** Start RECORDS FOR PROCESSING **
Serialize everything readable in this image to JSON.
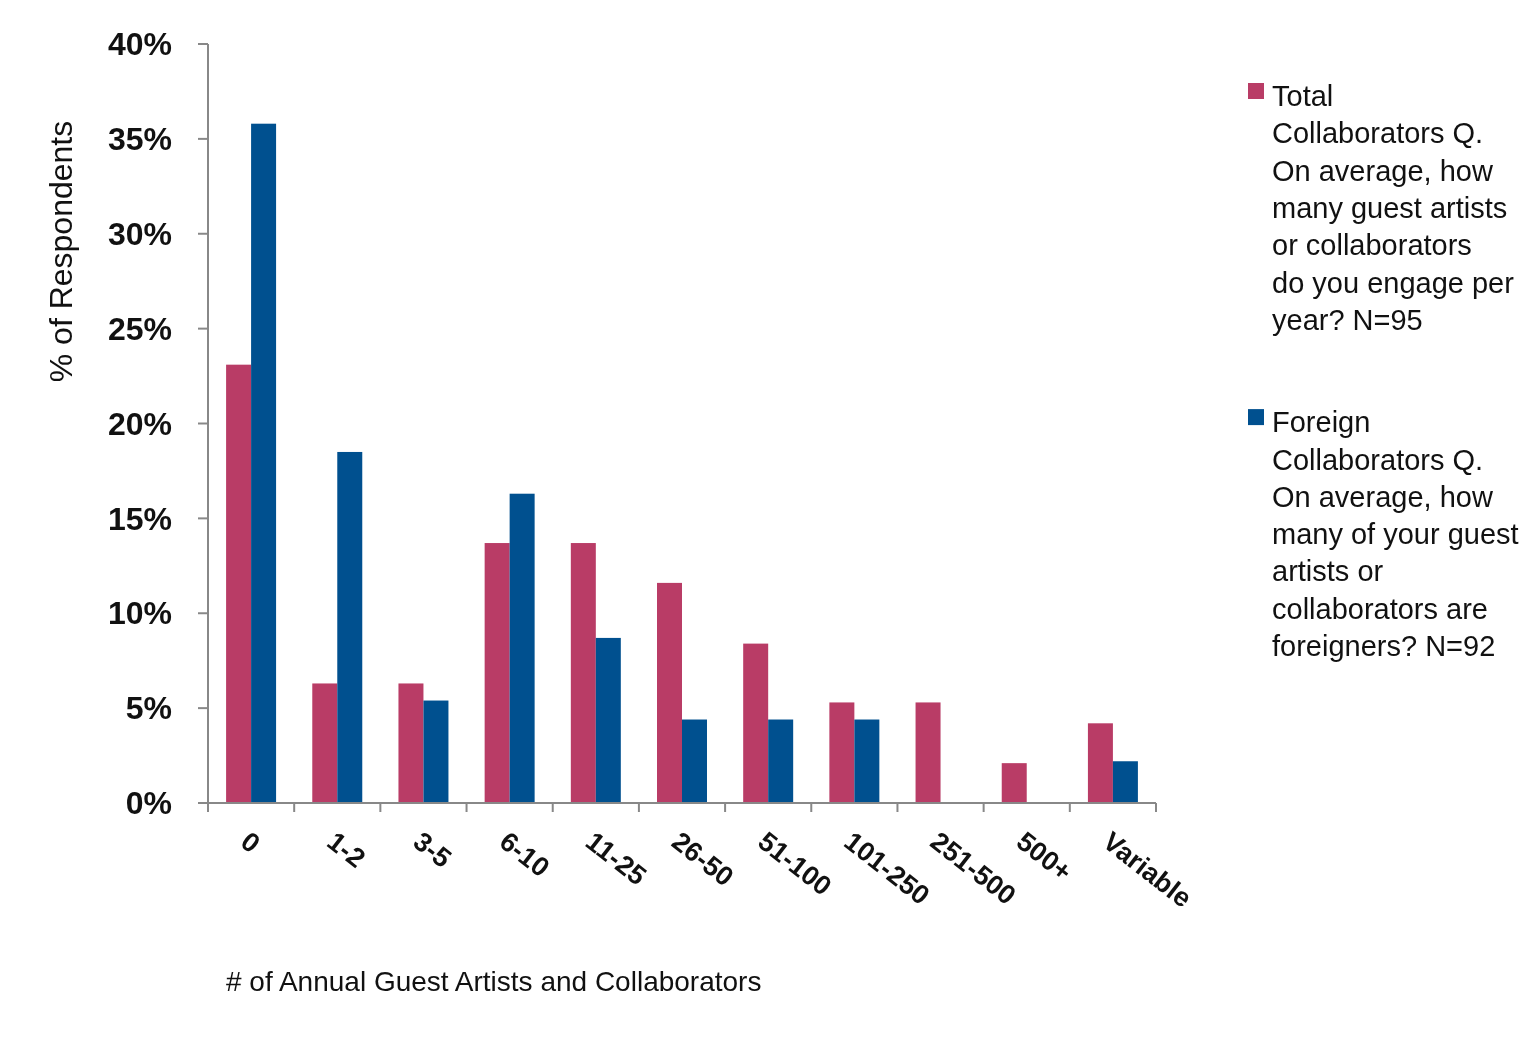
{
  "chart_data": {
    "type": "bar",
    "xlabel": "# of Annual Guest Artists and Collaborators",
    "ylabel": "% of Respondents",
    "categories": [
      "0",
      "1-2",
      "3-5",
      "6-10",
      "11-25",
      "26-50",
      "51-100",
      "101-250",
      "251-500",
      "500+",
      "Variable"
    ],
    "series": [
      {
        "name": "Total Collaborators Q. On average, how many guest artists or collaborators do you engage per year? N=95",
        "color": "#b93c66",
        "values": [
          23.1,
          6.3,
          6.3,
          13.7,
          13.7,
          11.6,
          8.4,
          5.3,
          5.3,
          2.1,
          4.2
        ]
      },
      {
        "name": "Foreign Collaborators Q. On average, how many of your guest artists or collaborators are foreigners? N=92",
        "color": "#00508f",
        "values": [
          35.8,
          18.5,
          5.4,
          16.3,
          8.7,
          4.4,
          4.4,
          4.4,
          0,
          0,
          2.2
        ]
      }
    ],
    "ylim": [
      0,
      40
    ],
    "yticks": [
      {
        "value": 0,
        "label": "0%"
      },
      {
        "value": 5,
        "label": "5%"
      },
      {
        "value": 10,
        "label": "10%"
      },
      {
        "value": 15,
        "label": "15%"
      },
      {
        "value": 20,
        "label": "20%"
      },
      {
        "value": 25,
        "label": "25%"
      },
      {
        "value": 30,
        "label": "30%"
      },
      {
        "value": 35,
        "label": "35%"
      },
      {
        "value": 40,
        "label": "40%"
      }
    ],
    "grid": false,
    "legend": "right"
  }
}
** End RECORDS FOR PROCESSING **
TASK DETAILS → Omit the pictures, then quote the rest of the material above exactly.

WORKED SOLUTION →
Serialize everything readable in this image to JSON.
{
  "chart_data": {
    "type": "bar",
    "xlabel": "# of Annual Guest Artists and Collaborators",
    "ylabel": "% of Respondents",
    "categories": [
      "0",
      "1-2",
      "3-5",
      "6-10",
      "11-25",
      "26-50",
      "51-100",
      "101-250",
      "251-500",
      "500+",
      "Variable"
    ],
    "series": [
      {
        "name": "Total Collaborators Q. On average, how many guest artists or collaborators do you engage per year? N=95",
        "color": "#b93c66",
        "values": [
          23.1,
          6.3,
          6.3,
          13.7,
          13.7,
          11.6,
          8.4,
          5.3,
          5.3,
          2.1,
          4.2
        ]
      },
      {
        "name": "Foreign Collaborators Q. On average, how many of your guest artists or collaborators are foreigners? N=92",
        "color": "#00508f",
        "values": [
          35.8,
          18.5,
          5.4,
          16.3,
          8.7,
          4.4,
          4.4,
          4.4,
          0,
          0,
          2.2
        ]
      }
    ],
    "ylim": [
      0,
      40
    ],
    "yticks": [
      {
        "value": 0,
        "label": "0%"
      },
      {
        "value": 5,
        "label": "5%"
      },
      {
        "value": 10,
        "label": "10%"
      },
      {
        "value": 15,
        "label": "15%"
      },
      {
        "value": 20,
        "label": "20%"
      },
      {
        "value": 25,
        "label": "25%"
      },
      {
        "value": 30,
        "label": "30%"
      },
      {
        "value": 35,
        "label": "35%"
      },
      {
        "value": 40,
        "label": "40%"
      }
    ],
    "grid": false,
    "legend": "right"
  }
}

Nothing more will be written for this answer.